▼

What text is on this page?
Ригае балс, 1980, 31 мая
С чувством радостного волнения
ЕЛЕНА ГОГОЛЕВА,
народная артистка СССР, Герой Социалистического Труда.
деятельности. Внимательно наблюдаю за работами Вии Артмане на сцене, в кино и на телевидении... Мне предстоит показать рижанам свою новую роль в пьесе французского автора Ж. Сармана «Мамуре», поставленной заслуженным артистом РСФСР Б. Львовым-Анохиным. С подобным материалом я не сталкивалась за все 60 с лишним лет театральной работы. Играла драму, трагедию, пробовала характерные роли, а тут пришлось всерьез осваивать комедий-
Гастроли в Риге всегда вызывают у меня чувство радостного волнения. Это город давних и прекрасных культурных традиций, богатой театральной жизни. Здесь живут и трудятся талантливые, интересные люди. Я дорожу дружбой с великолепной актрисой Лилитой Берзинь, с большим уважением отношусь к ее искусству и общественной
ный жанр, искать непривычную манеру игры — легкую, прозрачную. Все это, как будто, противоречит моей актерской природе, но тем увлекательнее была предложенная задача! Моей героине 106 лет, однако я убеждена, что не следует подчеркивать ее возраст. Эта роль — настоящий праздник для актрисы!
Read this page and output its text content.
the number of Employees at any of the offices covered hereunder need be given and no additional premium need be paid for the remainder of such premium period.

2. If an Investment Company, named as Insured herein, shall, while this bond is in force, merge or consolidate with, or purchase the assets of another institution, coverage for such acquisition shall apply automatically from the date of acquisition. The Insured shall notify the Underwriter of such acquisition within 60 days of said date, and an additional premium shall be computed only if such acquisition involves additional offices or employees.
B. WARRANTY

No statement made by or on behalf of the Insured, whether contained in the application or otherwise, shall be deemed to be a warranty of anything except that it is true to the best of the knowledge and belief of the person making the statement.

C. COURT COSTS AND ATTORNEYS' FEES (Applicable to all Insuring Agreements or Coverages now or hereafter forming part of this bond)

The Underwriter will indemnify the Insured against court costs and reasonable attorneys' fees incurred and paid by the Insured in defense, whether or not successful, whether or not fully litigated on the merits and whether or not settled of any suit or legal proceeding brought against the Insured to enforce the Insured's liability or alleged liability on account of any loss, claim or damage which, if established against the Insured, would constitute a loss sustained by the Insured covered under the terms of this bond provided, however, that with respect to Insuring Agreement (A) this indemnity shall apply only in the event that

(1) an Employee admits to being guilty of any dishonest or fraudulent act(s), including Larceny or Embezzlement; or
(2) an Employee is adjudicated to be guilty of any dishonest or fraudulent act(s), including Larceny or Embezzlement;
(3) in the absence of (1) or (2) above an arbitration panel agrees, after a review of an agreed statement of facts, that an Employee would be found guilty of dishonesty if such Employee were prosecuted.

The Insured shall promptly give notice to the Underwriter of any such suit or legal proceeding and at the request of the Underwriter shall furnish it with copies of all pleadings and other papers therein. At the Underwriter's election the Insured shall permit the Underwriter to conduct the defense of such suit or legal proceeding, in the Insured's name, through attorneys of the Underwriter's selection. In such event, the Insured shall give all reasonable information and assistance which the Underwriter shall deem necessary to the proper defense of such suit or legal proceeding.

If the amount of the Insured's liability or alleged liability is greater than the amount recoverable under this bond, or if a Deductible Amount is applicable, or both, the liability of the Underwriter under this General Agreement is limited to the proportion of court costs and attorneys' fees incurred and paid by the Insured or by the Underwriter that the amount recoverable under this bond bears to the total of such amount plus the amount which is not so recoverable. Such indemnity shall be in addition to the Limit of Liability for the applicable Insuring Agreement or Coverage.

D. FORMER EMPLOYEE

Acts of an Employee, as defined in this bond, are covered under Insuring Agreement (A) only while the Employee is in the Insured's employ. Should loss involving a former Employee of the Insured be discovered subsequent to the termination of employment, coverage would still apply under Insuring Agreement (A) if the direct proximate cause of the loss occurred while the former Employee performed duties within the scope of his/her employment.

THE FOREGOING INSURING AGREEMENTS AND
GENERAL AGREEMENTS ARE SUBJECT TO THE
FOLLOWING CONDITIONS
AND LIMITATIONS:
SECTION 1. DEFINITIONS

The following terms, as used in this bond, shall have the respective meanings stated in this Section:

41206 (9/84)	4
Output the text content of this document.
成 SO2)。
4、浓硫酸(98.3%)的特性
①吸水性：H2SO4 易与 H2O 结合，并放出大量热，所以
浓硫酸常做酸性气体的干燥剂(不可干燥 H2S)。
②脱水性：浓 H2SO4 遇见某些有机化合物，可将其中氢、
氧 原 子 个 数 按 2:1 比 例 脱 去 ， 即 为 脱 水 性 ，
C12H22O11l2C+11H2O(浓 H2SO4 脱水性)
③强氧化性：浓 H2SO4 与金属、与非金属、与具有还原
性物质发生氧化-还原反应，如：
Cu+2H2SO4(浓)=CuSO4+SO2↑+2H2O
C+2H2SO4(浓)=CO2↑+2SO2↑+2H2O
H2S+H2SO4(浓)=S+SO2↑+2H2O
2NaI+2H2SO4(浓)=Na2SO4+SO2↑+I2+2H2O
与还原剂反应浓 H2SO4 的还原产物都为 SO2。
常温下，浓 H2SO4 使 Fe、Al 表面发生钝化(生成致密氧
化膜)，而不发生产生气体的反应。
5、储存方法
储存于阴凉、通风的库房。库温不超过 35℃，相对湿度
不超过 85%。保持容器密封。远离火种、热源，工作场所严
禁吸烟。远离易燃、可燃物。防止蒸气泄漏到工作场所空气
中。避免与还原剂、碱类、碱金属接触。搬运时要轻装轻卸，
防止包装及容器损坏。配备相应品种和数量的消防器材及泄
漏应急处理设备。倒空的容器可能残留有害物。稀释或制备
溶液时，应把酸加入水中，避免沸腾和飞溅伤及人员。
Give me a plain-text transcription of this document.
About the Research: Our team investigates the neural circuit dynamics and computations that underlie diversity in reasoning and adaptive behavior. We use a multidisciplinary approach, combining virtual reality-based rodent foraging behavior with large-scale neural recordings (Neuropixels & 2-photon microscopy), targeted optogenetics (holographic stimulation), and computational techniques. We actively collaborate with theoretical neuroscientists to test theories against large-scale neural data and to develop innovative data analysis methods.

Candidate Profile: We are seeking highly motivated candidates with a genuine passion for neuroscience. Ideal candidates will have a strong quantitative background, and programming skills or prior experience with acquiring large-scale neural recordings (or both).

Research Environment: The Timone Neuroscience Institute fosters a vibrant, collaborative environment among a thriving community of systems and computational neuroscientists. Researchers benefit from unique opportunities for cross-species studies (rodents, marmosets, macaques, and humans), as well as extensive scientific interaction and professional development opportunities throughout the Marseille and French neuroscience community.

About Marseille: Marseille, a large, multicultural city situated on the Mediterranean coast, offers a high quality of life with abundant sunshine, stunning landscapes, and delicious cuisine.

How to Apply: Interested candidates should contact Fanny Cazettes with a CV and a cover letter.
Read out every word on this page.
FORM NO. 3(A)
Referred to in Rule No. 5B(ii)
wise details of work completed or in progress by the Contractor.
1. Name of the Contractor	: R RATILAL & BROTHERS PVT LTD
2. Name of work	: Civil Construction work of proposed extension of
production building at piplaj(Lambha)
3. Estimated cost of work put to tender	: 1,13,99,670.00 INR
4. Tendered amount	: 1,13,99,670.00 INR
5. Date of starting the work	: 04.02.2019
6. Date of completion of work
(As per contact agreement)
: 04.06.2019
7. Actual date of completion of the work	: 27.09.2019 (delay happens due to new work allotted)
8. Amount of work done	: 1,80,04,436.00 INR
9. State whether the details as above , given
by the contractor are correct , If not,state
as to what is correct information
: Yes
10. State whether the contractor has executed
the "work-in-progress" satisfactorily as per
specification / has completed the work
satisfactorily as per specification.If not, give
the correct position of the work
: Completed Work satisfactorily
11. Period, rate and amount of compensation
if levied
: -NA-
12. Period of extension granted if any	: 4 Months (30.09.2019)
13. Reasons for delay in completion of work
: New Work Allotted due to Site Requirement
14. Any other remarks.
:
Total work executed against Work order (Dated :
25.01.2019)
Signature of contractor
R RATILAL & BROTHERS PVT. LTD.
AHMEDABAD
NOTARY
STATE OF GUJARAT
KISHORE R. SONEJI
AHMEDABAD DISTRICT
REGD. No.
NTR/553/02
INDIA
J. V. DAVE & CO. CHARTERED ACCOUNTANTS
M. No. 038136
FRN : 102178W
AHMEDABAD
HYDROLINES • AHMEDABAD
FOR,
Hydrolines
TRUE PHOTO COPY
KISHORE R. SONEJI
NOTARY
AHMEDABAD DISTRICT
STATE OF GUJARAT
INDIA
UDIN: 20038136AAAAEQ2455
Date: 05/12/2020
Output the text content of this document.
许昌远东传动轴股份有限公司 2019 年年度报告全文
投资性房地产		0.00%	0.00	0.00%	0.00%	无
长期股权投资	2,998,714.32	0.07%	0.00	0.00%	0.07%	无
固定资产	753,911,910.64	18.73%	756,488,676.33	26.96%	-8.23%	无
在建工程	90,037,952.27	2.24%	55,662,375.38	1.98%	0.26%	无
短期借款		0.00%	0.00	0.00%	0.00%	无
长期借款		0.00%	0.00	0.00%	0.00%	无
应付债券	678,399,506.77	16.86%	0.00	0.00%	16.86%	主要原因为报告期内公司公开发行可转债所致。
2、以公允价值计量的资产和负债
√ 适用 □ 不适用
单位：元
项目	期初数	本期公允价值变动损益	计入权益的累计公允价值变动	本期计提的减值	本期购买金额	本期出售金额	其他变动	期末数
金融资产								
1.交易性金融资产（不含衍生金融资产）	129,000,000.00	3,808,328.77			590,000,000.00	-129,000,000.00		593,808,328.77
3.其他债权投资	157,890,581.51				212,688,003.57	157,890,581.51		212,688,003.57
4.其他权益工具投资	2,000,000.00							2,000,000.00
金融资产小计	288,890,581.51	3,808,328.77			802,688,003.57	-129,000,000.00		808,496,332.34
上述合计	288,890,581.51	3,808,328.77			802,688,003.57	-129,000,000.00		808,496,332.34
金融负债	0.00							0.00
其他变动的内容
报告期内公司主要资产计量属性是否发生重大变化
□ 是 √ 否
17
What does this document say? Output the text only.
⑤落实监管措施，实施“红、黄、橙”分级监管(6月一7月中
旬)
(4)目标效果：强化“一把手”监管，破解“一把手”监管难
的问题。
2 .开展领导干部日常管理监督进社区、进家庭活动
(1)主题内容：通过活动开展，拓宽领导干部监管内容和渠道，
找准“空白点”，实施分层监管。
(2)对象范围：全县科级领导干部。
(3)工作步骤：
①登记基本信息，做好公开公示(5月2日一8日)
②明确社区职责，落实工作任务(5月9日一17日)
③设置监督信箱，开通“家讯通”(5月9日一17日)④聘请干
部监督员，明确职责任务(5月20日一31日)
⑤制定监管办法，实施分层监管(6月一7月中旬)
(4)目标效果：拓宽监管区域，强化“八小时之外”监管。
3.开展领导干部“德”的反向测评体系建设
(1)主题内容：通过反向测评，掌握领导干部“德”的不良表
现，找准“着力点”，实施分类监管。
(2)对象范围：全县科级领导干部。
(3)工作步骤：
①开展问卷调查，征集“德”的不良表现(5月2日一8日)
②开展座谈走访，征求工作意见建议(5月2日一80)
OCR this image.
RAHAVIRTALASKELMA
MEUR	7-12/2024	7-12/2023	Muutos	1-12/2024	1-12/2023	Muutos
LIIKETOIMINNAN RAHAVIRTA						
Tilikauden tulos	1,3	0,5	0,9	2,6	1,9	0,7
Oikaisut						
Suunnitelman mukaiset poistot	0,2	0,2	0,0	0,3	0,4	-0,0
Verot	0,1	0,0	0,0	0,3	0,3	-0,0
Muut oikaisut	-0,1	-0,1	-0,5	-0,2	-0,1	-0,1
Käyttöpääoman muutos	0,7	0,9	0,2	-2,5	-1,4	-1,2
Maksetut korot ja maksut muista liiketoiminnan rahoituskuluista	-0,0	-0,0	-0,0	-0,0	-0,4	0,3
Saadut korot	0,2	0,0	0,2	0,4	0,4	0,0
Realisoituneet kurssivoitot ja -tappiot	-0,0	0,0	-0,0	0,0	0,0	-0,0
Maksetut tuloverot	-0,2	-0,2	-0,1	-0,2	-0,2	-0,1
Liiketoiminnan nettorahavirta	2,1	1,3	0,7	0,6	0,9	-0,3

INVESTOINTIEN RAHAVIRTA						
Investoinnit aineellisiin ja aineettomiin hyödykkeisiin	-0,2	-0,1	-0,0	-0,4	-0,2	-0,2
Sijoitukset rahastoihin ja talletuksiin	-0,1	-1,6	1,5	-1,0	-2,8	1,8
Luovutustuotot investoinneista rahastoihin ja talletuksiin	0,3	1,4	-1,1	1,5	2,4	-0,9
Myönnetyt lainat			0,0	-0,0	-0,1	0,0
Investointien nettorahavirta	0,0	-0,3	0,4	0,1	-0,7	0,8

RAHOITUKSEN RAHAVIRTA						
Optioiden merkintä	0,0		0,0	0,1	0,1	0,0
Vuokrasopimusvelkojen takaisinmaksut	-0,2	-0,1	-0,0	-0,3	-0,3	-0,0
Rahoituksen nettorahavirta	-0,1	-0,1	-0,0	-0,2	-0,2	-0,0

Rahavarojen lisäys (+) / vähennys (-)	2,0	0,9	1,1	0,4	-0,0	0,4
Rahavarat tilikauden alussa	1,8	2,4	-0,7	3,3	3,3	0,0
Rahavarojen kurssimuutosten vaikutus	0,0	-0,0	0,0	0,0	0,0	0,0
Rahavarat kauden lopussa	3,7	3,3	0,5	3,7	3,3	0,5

▲

Extract every line from the one containing "OCR this image." through the last line of the data, inclusive, exactly as written.

OCR this image.
RAHAVIRTALASKELMA
MEUR	7-12/2024	7-12/2023	Muutos	1-12/2024	1-12/2023	Muutos
LIIKETOIMINNAN RAHAVIRTA						
Tilikauden tulos	1,3	0,5	0,9	2,6	1,9	0,7
Oikaisut						
Suunnitelman mukaiset poistot	0,2	0,2	0,0	0,3	0,4	-0,0
Verot	0,1	0,0	0,0	0,3	0,3	-0,0
Muut oikaisut	-0,1	-0,1	-0,5	-0,2	-0,1	-0,1
Käyttöpääoman muutos	0,7	0,9	0,2	-2,5	-1,4	-1,2
Maksetut korot ja maksut muista liiketoiminnan rahoituskuluista	-0,0	-0,0	-0,0	-0,0	-0,4	0,3
Saadut korot	0,2	0,0	0,2	0,4	0,4	0,0
Realisoituneet kurssivoitot ja -tappiot	-0,0	0,0	-0,0	0,0	0,0	-0,0
Maksetut tuloverot	-0,2	-0,2	-0,1	-0,2	-0,2	-0,1
Liiketoiminnan nettorahavirta	2,1	1,3	0,7	0,6	0,9	-0,3

INVESTOINTIEN RAHAVIRTA						
Investoinnit aineellisiin ja aineettomiin hyödykkeisiin	-0,2	-0,1	-0,0	-0,4	-0,2	-0,2
Sijoitukset rahastoihin ja talletuksiin	-0,1	-1,6	1,5	-1,0	-2,8	1,8
Luovutustuotot investoinneista rahastoihin ja talletuksiin	0,3	1,4	-1,1	1,5	2,4	-0,9
Myönnetyt lainat			0,0	-0,0	-0,1	0,0
Investointien nettorahavirta	0,0	-0,3	0,4	0,1	-0,7	0,8

RAHOITUKSEN RAHAVIRTA						
Optioiden merkintä	0,0		0,0	0,1	0,1	0,0
Vuokrasopimusvelkojen takaisinmaksut	-0,2	-0,1	-0,0	-0,3	-0,3	-0,0
Rahoituksen nettorahavirta	-0,1	-0,1	-0,0	-0,2	-0,2	-0,0

Rahavarojen lisäys (+) / vähennys (-)	2,0	0,9	1,1	0,4	-0,0	0,4
Rahavarat tilikauden alussa	1,8	2,4	-0,7	3,3	3,3	0,0
Rahavarojen kurssimuutosten vaikutus	0,0	-0,0	0,0	0,0	0,0	0,0
Rahavarat kauden lopussa	3,7	3,3	0,5	3,7	3,3	0,5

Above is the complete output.